EXERCISE DETAILS
Within the listing below, locate all lines containing the word "score". Copy each one.

[DATA PROVIDED start]

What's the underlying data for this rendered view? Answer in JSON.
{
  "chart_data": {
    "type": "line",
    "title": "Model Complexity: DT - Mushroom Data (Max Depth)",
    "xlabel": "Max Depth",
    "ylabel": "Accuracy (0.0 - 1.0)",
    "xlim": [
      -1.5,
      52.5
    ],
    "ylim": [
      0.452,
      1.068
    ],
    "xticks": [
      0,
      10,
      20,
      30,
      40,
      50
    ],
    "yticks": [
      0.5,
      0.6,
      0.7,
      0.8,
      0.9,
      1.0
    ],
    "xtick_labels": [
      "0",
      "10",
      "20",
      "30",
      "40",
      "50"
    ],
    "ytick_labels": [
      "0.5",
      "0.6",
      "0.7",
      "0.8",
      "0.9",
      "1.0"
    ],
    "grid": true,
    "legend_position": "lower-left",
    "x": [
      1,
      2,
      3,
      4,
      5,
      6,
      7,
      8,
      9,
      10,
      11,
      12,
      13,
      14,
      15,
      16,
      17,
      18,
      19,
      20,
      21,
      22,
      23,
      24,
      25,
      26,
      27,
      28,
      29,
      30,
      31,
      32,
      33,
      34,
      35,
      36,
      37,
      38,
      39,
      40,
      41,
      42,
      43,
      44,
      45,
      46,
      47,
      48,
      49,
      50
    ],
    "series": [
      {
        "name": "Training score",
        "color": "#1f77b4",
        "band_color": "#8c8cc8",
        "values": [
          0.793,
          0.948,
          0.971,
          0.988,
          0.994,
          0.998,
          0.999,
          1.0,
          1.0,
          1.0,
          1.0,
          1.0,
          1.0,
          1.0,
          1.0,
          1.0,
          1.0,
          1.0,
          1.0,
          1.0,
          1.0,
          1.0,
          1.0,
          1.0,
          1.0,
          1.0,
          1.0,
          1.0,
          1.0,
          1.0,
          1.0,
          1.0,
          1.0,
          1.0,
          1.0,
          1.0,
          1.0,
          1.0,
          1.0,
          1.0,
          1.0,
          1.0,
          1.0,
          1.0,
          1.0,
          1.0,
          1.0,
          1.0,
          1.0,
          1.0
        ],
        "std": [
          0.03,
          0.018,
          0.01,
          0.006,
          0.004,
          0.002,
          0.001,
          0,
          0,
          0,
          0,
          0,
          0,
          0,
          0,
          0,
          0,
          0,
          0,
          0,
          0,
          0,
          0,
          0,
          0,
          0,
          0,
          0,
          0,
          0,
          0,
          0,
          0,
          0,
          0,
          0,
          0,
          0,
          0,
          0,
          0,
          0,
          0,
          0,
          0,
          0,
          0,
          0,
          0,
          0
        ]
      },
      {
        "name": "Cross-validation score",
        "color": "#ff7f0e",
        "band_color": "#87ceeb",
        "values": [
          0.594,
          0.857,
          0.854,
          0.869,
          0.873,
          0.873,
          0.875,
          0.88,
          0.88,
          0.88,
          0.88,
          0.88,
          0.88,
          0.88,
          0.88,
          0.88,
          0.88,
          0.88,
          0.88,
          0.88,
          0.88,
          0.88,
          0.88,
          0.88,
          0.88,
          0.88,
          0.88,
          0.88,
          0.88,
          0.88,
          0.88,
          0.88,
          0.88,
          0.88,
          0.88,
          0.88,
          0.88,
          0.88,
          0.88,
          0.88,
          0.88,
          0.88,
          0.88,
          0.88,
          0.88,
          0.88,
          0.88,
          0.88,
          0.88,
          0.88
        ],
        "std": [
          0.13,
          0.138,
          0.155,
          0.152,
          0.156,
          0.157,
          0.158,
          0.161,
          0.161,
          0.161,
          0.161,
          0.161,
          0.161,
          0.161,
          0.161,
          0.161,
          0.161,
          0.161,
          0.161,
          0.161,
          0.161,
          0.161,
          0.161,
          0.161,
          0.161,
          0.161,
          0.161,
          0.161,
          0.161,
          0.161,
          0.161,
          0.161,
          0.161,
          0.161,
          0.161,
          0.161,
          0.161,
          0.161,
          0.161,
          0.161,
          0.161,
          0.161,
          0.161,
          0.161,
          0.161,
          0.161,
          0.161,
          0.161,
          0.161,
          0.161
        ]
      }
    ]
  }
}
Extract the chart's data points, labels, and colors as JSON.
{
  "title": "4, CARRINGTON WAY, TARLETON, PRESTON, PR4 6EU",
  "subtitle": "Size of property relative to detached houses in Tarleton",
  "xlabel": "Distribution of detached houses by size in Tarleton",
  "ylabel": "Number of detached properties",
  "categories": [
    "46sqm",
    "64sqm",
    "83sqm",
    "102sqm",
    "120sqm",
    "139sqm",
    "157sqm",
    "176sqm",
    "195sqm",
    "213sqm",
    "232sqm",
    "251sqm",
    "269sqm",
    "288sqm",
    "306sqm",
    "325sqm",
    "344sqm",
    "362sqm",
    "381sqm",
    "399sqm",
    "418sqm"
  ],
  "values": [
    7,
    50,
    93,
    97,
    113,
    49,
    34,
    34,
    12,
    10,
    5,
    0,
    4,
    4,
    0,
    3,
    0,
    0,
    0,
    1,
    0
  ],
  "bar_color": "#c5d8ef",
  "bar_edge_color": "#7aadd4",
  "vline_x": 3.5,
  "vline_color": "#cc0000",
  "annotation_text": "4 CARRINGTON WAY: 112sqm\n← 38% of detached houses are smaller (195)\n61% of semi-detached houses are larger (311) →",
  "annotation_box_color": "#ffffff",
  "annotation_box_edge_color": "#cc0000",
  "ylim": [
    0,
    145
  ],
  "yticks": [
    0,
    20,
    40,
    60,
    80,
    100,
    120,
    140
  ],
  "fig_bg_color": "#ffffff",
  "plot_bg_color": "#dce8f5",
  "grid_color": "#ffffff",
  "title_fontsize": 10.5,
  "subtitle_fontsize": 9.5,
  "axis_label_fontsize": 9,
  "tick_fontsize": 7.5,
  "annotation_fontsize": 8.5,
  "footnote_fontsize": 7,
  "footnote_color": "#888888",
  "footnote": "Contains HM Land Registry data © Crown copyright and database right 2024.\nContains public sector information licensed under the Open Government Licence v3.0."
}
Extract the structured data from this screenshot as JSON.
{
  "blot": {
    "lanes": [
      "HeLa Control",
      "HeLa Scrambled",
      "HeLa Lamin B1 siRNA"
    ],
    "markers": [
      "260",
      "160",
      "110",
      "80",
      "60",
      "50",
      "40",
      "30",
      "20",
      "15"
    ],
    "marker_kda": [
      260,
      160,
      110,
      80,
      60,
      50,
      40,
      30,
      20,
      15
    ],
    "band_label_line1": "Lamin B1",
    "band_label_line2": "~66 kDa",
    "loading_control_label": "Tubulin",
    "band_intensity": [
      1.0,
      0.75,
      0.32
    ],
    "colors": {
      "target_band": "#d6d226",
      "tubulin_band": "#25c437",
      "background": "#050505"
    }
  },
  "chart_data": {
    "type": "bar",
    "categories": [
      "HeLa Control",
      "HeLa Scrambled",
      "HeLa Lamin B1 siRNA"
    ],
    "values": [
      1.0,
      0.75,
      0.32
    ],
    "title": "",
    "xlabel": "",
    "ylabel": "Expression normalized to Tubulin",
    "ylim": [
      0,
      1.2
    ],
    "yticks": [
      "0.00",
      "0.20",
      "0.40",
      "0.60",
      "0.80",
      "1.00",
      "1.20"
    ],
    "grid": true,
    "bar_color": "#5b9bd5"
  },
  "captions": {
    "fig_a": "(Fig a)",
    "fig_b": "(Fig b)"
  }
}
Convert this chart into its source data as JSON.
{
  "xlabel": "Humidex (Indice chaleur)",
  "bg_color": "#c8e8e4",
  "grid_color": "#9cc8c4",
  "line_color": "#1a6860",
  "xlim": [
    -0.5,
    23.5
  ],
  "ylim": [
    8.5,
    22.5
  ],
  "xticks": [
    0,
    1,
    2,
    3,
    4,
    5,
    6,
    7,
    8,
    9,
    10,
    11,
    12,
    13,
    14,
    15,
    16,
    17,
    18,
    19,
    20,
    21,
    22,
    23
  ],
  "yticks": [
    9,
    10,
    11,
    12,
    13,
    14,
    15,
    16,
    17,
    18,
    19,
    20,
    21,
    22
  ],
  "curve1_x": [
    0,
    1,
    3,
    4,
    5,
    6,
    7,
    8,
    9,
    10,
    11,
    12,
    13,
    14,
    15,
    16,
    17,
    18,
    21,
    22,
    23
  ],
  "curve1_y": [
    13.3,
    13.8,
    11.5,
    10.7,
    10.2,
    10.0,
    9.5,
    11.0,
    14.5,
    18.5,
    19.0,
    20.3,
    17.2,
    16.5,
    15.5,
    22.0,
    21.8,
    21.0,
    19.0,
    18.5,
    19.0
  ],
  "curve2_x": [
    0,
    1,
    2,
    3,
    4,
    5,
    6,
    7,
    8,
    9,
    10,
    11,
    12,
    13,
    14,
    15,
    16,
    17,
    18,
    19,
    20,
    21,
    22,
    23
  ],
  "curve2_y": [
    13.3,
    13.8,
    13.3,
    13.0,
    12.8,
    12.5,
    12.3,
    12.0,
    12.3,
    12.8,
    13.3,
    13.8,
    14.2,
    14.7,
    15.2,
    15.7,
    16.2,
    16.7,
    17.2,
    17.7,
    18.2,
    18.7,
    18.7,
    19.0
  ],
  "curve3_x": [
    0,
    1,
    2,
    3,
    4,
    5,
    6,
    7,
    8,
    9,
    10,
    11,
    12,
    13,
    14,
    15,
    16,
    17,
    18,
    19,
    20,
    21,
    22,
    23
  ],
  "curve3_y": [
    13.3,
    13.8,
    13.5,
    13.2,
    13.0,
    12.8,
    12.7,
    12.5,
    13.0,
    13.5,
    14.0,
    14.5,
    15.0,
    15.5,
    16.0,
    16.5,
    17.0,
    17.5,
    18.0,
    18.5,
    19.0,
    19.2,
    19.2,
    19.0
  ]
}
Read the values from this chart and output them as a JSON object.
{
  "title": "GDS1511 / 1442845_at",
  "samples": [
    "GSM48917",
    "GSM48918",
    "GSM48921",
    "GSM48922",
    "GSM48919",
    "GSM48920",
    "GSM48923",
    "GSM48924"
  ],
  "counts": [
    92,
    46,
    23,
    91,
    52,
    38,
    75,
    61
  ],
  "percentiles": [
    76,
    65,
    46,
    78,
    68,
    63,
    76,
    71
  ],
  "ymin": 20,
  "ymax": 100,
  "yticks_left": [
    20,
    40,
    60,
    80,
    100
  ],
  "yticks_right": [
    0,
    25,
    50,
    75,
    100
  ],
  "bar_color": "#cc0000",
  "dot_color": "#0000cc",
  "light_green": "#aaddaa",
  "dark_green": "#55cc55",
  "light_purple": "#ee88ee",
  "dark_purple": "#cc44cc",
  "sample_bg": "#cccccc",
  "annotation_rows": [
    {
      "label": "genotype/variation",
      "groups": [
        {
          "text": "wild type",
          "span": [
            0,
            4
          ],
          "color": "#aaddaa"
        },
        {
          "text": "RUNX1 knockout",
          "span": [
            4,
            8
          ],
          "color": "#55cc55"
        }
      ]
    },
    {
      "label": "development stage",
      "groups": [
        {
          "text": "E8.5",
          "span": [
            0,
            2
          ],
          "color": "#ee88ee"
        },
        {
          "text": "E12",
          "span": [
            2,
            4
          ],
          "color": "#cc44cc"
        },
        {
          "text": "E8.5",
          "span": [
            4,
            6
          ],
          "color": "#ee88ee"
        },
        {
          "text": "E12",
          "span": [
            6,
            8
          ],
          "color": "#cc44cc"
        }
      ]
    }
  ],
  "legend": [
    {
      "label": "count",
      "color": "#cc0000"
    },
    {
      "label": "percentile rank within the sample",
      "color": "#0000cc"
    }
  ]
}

[DATA PROVIDED end]

EXERCISE OUTPUT
        "name": "Training score",
        "name": "Cross-validation score",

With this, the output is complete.